(Work instructions) Tally the lines containing the word "JSON", and report the tally alone.

(Provided data)
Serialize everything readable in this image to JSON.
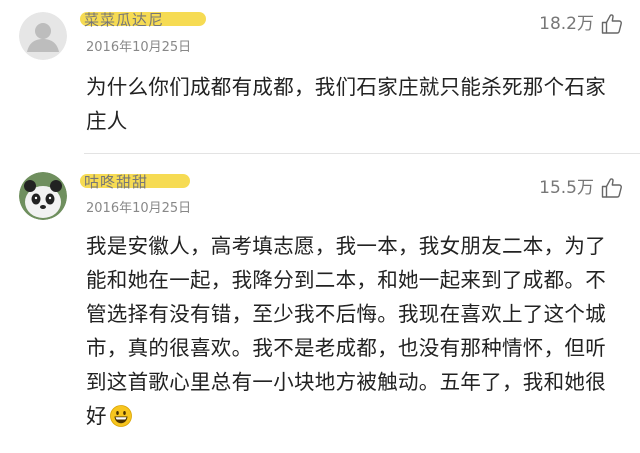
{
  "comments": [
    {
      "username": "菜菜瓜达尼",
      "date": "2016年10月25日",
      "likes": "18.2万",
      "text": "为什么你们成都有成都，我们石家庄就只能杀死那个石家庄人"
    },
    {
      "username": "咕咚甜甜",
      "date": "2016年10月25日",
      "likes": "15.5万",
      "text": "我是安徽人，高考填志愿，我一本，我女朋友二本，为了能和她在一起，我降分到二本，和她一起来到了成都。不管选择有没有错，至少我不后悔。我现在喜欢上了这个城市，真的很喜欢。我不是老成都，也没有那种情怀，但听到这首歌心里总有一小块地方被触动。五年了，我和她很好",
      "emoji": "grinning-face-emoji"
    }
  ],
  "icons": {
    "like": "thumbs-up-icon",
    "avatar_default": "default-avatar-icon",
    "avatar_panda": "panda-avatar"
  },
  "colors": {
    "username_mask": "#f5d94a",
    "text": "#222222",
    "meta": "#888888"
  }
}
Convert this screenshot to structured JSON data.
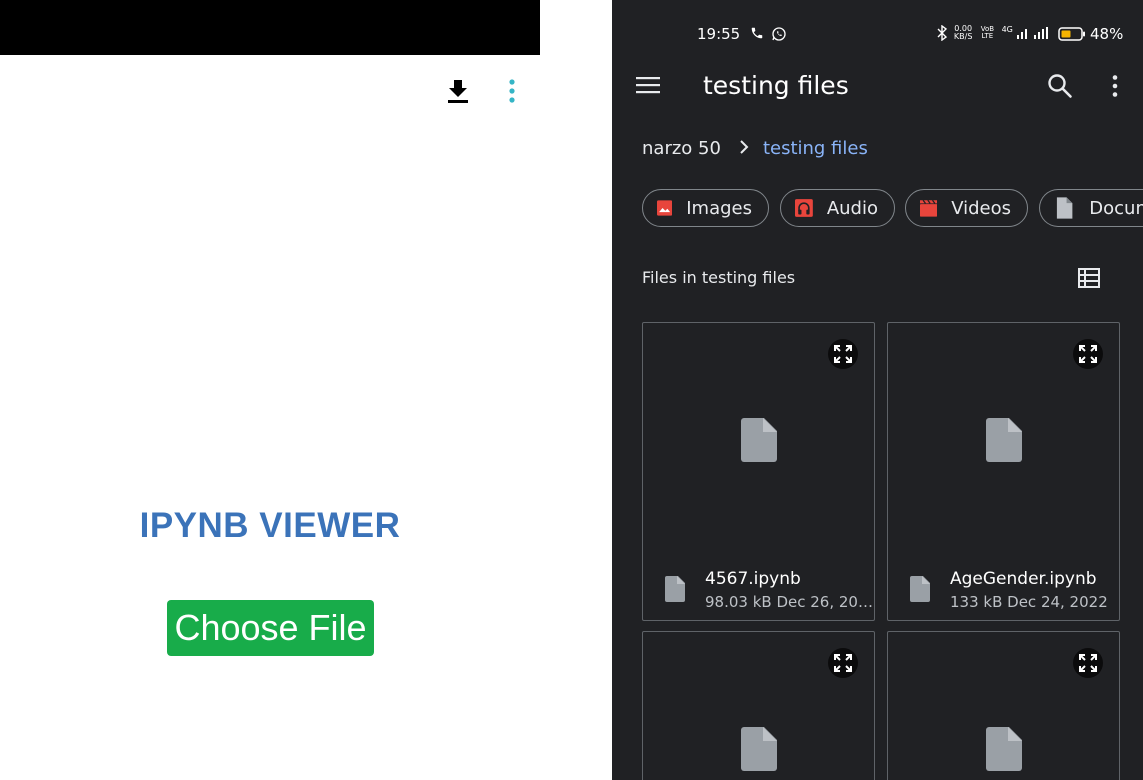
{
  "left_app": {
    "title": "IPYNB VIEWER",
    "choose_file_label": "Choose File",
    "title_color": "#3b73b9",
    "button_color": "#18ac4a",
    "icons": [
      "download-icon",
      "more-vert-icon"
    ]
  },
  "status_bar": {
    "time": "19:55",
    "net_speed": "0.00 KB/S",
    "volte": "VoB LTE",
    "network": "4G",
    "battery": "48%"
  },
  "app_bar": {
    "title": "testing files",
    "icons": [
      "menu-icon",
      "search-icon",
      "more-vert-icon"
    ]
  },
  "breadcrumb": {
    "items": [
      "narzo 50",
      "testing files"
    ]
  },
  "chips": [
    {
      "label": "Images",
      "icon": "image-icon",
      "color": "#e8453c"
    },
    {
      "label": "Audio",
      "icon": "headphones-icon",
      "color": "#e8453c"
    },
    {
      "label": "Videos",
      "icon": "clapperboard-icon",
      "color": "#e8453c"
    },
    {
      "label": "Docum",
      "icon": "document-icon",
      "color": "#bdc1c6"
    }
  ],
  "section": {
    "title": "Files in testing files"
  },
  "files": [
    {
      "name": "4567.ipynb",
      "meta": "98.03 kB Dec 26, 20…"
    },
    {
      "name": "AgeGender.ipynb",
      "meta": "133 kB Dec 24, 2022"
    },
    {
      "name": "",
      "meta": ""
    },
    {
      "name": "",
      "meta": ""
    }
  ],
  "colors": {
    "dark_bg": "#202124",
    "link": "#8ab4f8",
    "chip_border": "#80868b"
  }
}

(Output of the task) 2